-------- Data in this exercise

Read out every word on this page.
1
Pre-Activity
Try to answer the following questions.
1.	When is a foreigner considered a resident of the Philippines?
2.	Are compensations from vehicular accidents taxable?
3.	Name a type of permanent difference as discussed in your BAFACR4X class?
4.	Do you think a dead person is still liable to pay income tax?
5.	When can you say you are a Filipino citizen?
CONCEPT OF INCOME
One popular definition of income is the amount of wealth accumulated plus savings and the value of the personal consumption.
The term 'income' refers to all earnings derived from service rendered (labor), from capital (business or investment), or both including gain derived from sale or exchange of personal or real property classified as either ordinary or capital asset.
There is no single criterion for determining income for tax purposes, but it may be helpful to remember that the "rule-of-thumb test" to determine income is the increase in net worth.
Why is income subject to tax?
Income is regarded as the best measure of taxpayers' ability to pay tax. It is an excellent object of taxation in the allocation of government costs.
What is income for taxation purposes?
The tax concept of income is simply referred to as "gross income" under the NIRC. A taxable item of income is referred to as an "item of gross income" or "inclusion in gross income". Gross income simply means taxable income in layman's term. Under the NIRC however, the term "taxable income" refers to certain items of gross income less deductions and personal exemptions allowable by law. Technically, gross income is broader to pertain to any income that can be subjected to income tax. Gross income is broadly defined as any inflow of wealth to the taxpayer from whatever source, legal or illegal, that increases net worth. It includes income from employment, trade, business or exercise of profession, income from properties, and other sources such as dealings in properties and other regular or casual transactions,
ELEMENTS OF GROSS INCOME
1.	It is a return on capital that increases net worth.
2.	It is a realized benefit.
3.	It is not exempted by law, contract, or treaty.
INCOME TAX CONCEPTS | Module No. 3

----------------

» **Instructions for the task**
Provide only the count of lines in the material above that hold the word "personal".

» **Solution to this exercise**
3